(Element location listings)
━━━━━━━━━━━━━━━━━━━━

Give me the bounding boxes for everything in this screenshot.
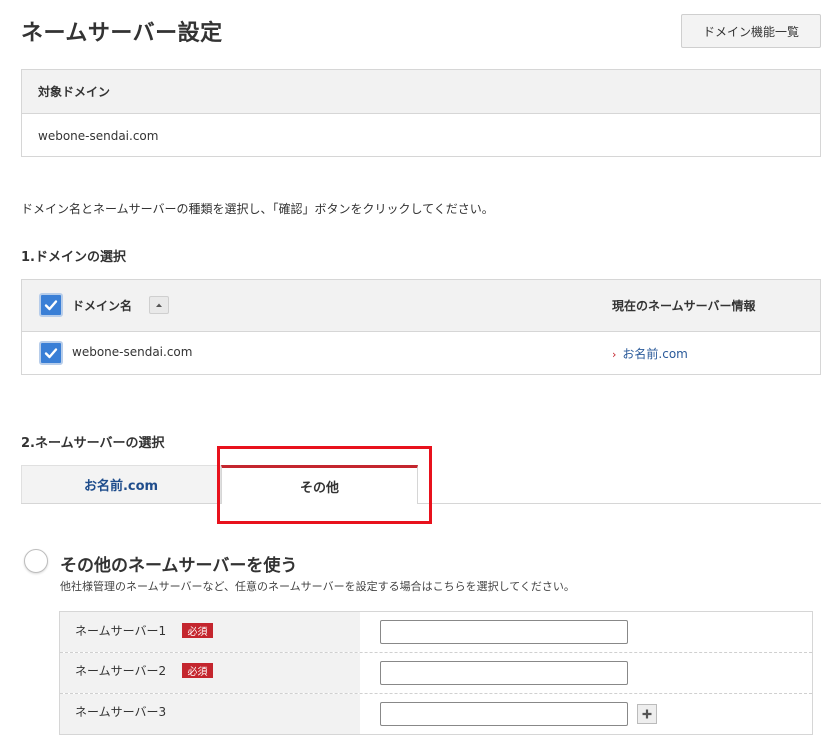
row-current-ns[interactable]: › お名前.com bbox=[612, 345, 688, 362]
target-domain-value: webone-sendai.com bbox=[38, 128, 159, 143]
nameserver-row-3: ネームサーバー3 bbox=[60, 694, 812, 734]
chevron-right-icon: › bbox=[612, 348, 617, 361]
target-domain-box: 対象ドメイン webone-sendai.com bbox=[21, 69, 821, 157]
other-ns-option-title: その他のネームサーバーを使う bbox=[60, 556, 298, 576]
nameserver-row-2: ネームサーバー2 必須 bbox=[60, 653, 812, 693]
add-nameserver-button[interactable] bbox=[637, 704, 657, 724]
plus-icon bbox=[642, 709, 652, 719]
other-ns-radio[interactable] bbox=[24, 549, 48, 573]
tab-onamae[interactable]: お名前.com bbox=[21, 465, 221, 503]
required-badge: 必須 bbox=[182, 623, 213, 638]
domain-table: ドメイン名 現在のネームサーバー情報 webone-sendai.com › お名… bbox=[21, 279, 821, 375]
nameserver-table: ネームサーバー1 必須 ネームサーバー2 必須 ネームサーバー3 bbox=[59, 611, 813, 735]
column-current-ns: 現在のネームサーバー情報 bbox=[612, 299, 756, 313]
highlight-box bbox=[217, 446, 432, 524]
table-row: webone-sendai.com › お名前.com bbox=[22, 332, 820, 375]
section-domain-select-heading: 1.ドメインの選択 bbox=[21, 250, 126, 265]
row-domain-name: webone-sendai.com bbox=[72, 345, 193, 359]
instruction-text: ドメイン名とネームサーバーの種類を選択し、「確認」ボタンをクリックしてください。 bbox=[21, 202, 494, 216]
other-ns-option-description: 他社様管理のネームサーバーなど、任意のネームサーバーを設定する場合はこちらを選択… bbox=[60, 580, 575, 593]
checkbox-checked-icon bbox=[44, 300, 58, 311]
domain-functions-button[interactable]: ドメイン機能一覧 bbox=[681, 14, 821, 48]
page-title: ネームサーバー設定 bbox=[21, 21, 223, 46]
nameserver-3-label: ネームサーバー3 bbox=[75, 705, 167, 719]
required-badge: 必須 bbox=[182, 663, 213, 678]
select-all-checkbox[interactable] bbox=[39, 293, 63, 317]
nameserver-1-input[interactable] bbox=[380, 620, 628, 644]
nameserver-row-1: ネームサーバー1 必須 bbox=[60, 612, 812, 652]
sort-up-icon bbox=[156, 303, 162, 307]
checkbox-checked-icon bbox=[44, 348, 58, 359]
section-ns-select-heading: 2.ネームサーバーの選択 bbox=[21, 436, 165, 451]
target-domain-header: 対象ドメイン bbox=[22, 70, 820, 114]
column-domain-name: ドメイン名 bbox=[72, 299, 133, 313]
nameserver-2-label: ネームサーバー2 bbox=[75, 664, 167, 678]
nameserver-3-input[interactable] bbox=[380, 702, 628, 726]
nameserver-1-label: ネームサーバー1 bbox=[75, 624, 167, 638]
sort-button[interactable] bbox=[149, 296, 169, 314]
row-checkbox[interactable] bbox=[39, 341, 63, 365]
current-ns-link[interactable]: お名前.com bbox=[622, 347, 687, 361]
nameserver-2-input[interactable] bbox=[380, 661, 628, 685]
domain-table-header: ドメイン名 現在のネームサーバー情報 bbox=[22, 280, 820, 332]
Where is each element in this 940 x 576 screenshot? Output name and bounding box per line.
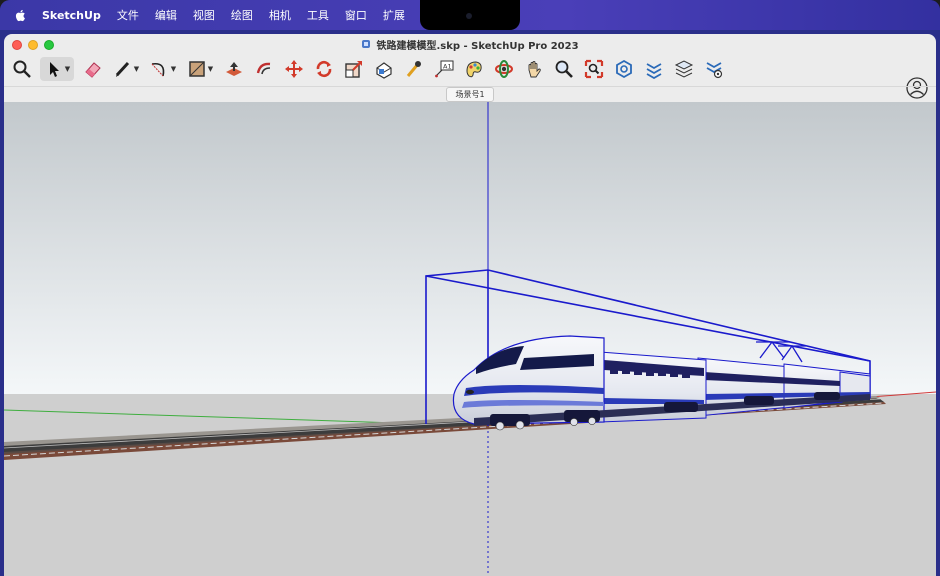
pencil-icon [115,61,129,77]
window-title: 铁路建模模型.skp - SketchUp Pro 2023 [361,37,579,52]
offset-icon [256,62,270,75]
rectangle-tool[interactable]: ▼ [185,57,215,81]
rectangle-icon [189,61,205,77]
eraser-tool[interactable] [81,57,104,81]
camera-notch [420,0,520,30]
arc-icon [151,62,165,77]
menu-draw[interactable]: 绘图 [231,7,253,23]
sketchup-window: 铁路建模模型.skp - SketchUp Pro 2023 ▼ ▼ ▼ ▼ A… [4,34,936,576]
move-tool[interactable] [282,57,305,81]
search-tool[interactable] [10,57,33,81]
3d-warehouse-tool[interactable] [612,57,635,81]
move-icon [284,60,303,78]
menu-view[interactable]: 视图 [193,7,215,23]
chevron-down-icon[interactable]: ▼ [171,65,176,73]
scene-tab[interactable]: 场景号1 [446,87,494,102]
layout-tool[interactable] [672,57,695,81]
material-tool[interactable] [462,57,485,81]
skp-file-icon [362,40,371,48]
layout-icon [674,60,693,78]
menu-file[interactable]: 文件 [117,7,139,23]
minimize-window-button[interactable] [28,40,38,50]
desktop: SketchUp 文件 编辑 视图 绘图 相机 工具 窗口 扩展 帮助 铁路建模… [0,0,940,576]
scale-icon [344,61,362,78]
menu-app-name[interactable]: SketchUp [42,9,101,22]
extension-warehouse-icon [646,63,661,79]
select-arrow-icon [49,62,59,77]
text-label-icon: A1 [434,60,453,78]
window-controls [12,40,54,50]
main-toolbar: ▼ ▼ ▼ ▼ A1 [4,54,936,99]
apple-icon[interactable] [14,9,26,22]
extension-manager-icon [706,62,722,79]
paint-bucket-tool[interactable] [372,57,395,81]
pan-icon [528,61,541,78]
menu-extensions[interactable]: 扩展 [383,7,405,23]
zoom-tool[interactable] [552,57,575,81]
material-icon [465,61,482,78]
model-canvas[interactable] [4,102,936,576]
chevron-down-icon[interactable]: ▼ [134,65,139,73]
push-pull-tool[interactable] [222,57,245,81]
menu-tools[interactable]: 工具 [307,7,329,23]
menu-edit[interactable]: 编辑 [155,7,177,23]
zoom-icon [555,60,573,78]
zoom-extents-icon [584,59,603,79]
window-title-text: 铁路建模模型.skp - SketchUp Pro 2023 [376,40,579,52]
tape-measure-icon [406,61,421,77]
arc-tool[interactable]: ▼ [148,57,178,81]
zoom-window-button[interactable] [44,40,54,50]
3d-viewport[interactable] [4,102,936,576]
pan-tool[interactable] [522,57,545,81]
rotate-icon [316,60,331,78]
push-pull-icon [225,62,242,76]
text-tool[interactable]: A1 [432,57,455,81]
tape-measure-tool[interactable] [402,57,425,81]
menu-window[interactable]: 窗口 [345,7,367,23]
chevron-down-icon[interactable]: ▼ [65,65,70,73]
sky [4,102,936,394]
paint-bucket-icon [375,62,392,79]
chevron-down-icon[interactable]: ▼ [208,65,213,73]
warehouse-icon [615,59,632,79]
select-tool[interactable]: ▼ [40,57,74,81]
orbit-tool[interactable] [492,57,515,81]
extension-manager-tool[interactable] [702,57,725,81]
eraser-icon [84,62,101,78]
close-window-button[interactable] [12,40,22,50]
zoom-extents-tool[interactable] [582,57,605,81]
orbit-icon [494,60,513,78]
offset-tool[interactable] [252,57,275,81]
svg-text:A1: A1 [443,63,452,71]
rotate-tool[interactable] [312,57,335,81]
search-icon [13,60,31,78]
menu-camera[interactable]: 相机 [269,7,291,23]
title-bar: 铁路建模模型.skp - SketchUp Pro 2023 [4,34,936,54]
scene-tab-bar: 场景号1 [4,86,936,102]
pencil-tool[interactable]: ▼ [111,57,141,81]
extension-warehouse-tool[interactable] [642,57,665,81]
scale-tool[interactable] [342,57,365,81]
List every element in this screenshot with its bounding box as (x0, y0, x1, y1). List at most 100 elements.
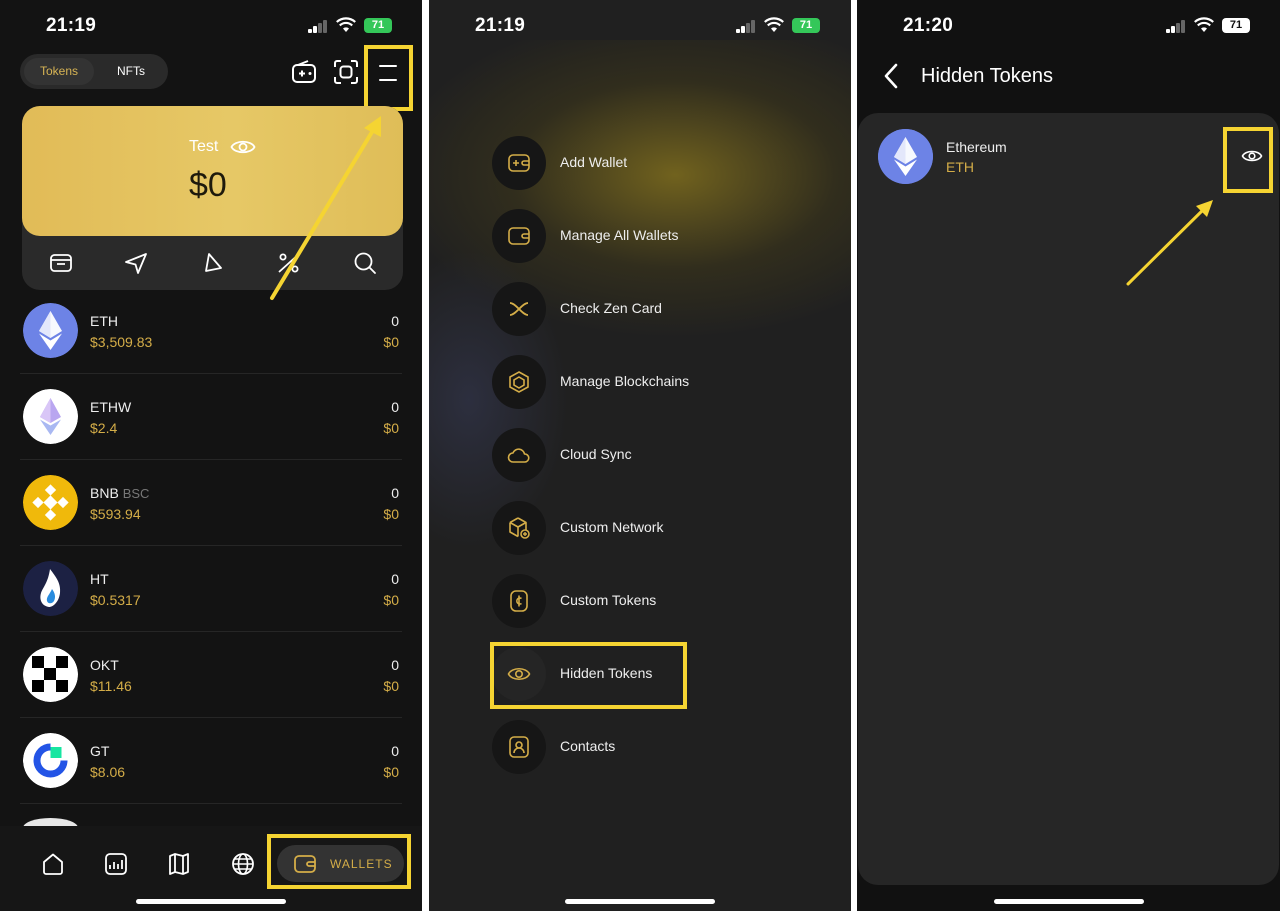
menu-item-custom-tokens[interactable]: Custom Tokens (492, 574, 792, 630)
home-icon[interactable] (40, 851, 66, 877)
token-symbol: ETH (90, 313, 118, 329)
token-value: $0 (383, 764, 399, 780)
menu-item-check-zen-card[interactable]: Check Zen Card (492, 282, 792, 338)
wallet-balance: $0 (189, 166, 227, 204)
token-row[interactable]: ETHW $2.4 0 $0 (0, 374, 422, 460)
explore-icon[interactable] (166, 851, 192, 877)
receive-icon[interactable] (48, 250, 74, 276)
menu-item-custom-network[interactable]: Custom Network (492, 501, 792, 557)
custom-network-icon (509, 517, 530, 539)
menu-item-label: Manage Blockchains (560, 373, 690, 389)
menu-item-manage-all-wallets[interactable]: Manage All Wallets (492, 209, 792, 265)
cellular-signal-icon (1166, 20, 1186, 33)
token-symbol: GT (90, 743, 110, 759)
globe-icon[interactable] (230, 851, 256, 877)
wallet-icon (508, 227, 530, 245)
token-price: $8.06 (90, 764, 126, 780)
token-symbol: OKT (90, 657, 119, 673)
tab-tokens[interactable]: Tokens (24, 58, 94, 85)
hidden-tokens-screen: 21:20 71 Hidden Tokens Ethereum ETH (857, 0, 1280, 911)
eye-icon[interactable] (230, 137, 256, 157)
menu-item-cloud-sync[interactable]: Cloud Sync (492, 428, 792, 484)
token-balance: 0 (391, 485, 399, 501)
ethereum-icon (23, 303, 78, 358)
eye-highlight-box (1223, 127, 1273, 193)
menu-screen: 21:19 71 Add Wallet Manage All Wallets C… (429, 0, 851, 911)
status-bar: 21:19 71 (429, 0, 851, 54)
tab-nfts[interactable]: NFTs (98, 58, 164, 85)
pointer-arrow (1126, 200, 1213, 286)
menu-item-label: Add Wallet (560, 154, 628, 170)
home-indicator (565, 899, 715, 904)
status-bar: 21:19 71 (0, 0, 422, 54)
token-row[interactable]: OKT $11.46 0 $0 (0, 632, 422, 718)
token-balance: 0 (391, 571, 399, 587)
cloud-icon (507, 448, 530, 463)
token-balance: 0 (391, 657, 399, 673)
hidden-tokens-highlight-box (490, 642, 687, 709)
ht-icon (23, 561, 78, 616)
contacts-icon (509, 736, 529, 758)
ethw-icon (23, 389, 78, 444)
menu-item-label: Custom Network (560, 519, 664, 535)
token-row[interactable]: HT $0.5317 0 $0 (0, 546, 422, 632)
token-balance: 0 (391, 399, 399, 415)
token-symbol: HT (90, 571, 109, 587)
battery-indicator: 71 (1222, 18, 1250, 33)
menu-item-manage-blockchains[interactable]: Manage Blockchains (492, 355, 792, 411)
status-bar: 21:20 71 (857, 0, 1280, 54)
zen-card-icon (509, 302, 529, 316)
send-icon[interactable] (123, 250, 149, 276)
status-time: 21:19 (46, 15, 97, 36)
page-title: Hidden Tokens (921, 65, 1053, 87)
back-icon[interactable] (881, 62, 901, 90)
token-symbol: ETHW (90, 399, 132, 415)
cellular-signal-icon (736, 20, 756, 33)
token-name: Ethereum (946, 139, 1007, 155)
menu-highlight-box (364, 45, 413, 111)
custom-token-icon (510, 590, 528, 612)
status-time: 21:19 (475, 15, 526, 36)
cellular-signal-icon (308, 20, 328, 33)
wallets-highlight-box (267, 834, 411, 889)
menu-item-add-wallet[interactable]: Add Wallet (492, 136, 792, 192)
menu-item-label: Check Zen Card (560, 300, 662, 316)
token-balance: 0 (391, 743, 399, 759)
token-price: $3,509.83 (90, 334, 153, 350)
battery-indicator: 71 (792, 18, 820, 33)
token-list: ETH $3,509.83 0 $0 ETHW $2.4 0 $0 BNB BS… (0, 288, 422, 838)
wifi-icon (1194, 17, 1214, 32)
scan-icon[interactable] (332, 58, 360, 86)
token-price: $2.4 (90, 420, 118, 436)
asset-type-toggle: Tokens NFTs (20, 54, 168, 89)
pointer-arrow (270, 116, 381, 300)
wallet-screen: 21:19 71 Tokens NFTs Test $0 ETH $3,509.… (0, 0, 422, 911)
token-row[interactable]: BNB BSC $593.94 0 $0 (0, 460, 422, 546)
token-value: $0 (383, 592, 399, 608)
token-value: $0 (383, 420, 399, 436)
token-symbol: ETH (946, 159, 974, 175)
home-indicator (993, 899, 1144, 904)
token-value: $0 (383, 506, 399, 522)
home-indicator (136, 899, 286, 904)
blockchain-icon (509, 371, 529, 393)
add-wallet-icon (508, 154, 530, 172)
header: Hidden Tokens (857, 62, 1280, 92)
swap-icon[interactable] (201, 250, 227, 276)
token-price: $593.94 (90, 506, 141, 522)
token-balance: 0 (391, 313, 399, 329)
gt-icon (23, 733, 78, 788)
status-time: 21:20 (903, 15, 954, 36)
token-price: $11.46 (90, 678, 132, 694)
menu-item-label: Manage All Wallets (560, 227, 679, 243)
token-row[interactable]: GT $8.06 0 $0 (0, 718, 422, 804)
menu-item-label: Contacts (560, 738, 616, 754)
token-price: $0.5317 (90, 592, 141, 608)
ethereum-icon (878, 129, 933, 184)
token-value: $0 (383, 678, 399, 694)
token-value: $0 (383, 334, 399, 350)
add-wallet-icon[interactable] (290, 58, 318, 86)
menu-item-contacts[interactable]: Contacts (492, 720, 792, 776)
bnb-icon (23, 475, 78, 530)
market-icon[interactable] (103, 851, 129, 877)
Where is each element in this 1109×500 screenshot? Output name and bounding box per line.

━━━━━━━━━━━━━━━━━━━━

◆ **Your goal**:
Reproduce the entries from the line with "pencil-icon [115,61,129,77]" to the line with "menu-draw[interactable]: 绘图 [231,7,253,23]", switching every "interactable" to "clickable" and keeping all else unchanged.

◆ **Task solution**:
pencil-icon [115,61,129,77]
window-title: 铁路建模模型.skp - SketchUp Pro 2023 [361,37,579,52]
offset-icon [256,62,270,75]
rectangle-tool[clickable]: ▼ [185,57,215,81]
rectangle-icon [189,61,205,77]
eraser-tool[clickable] [81,57,104,81]
camera-notch [420,0,520,30]
arc-icon [151,62,165,77]
menu-draw[clickable]: 绘图 [231,7,253,23]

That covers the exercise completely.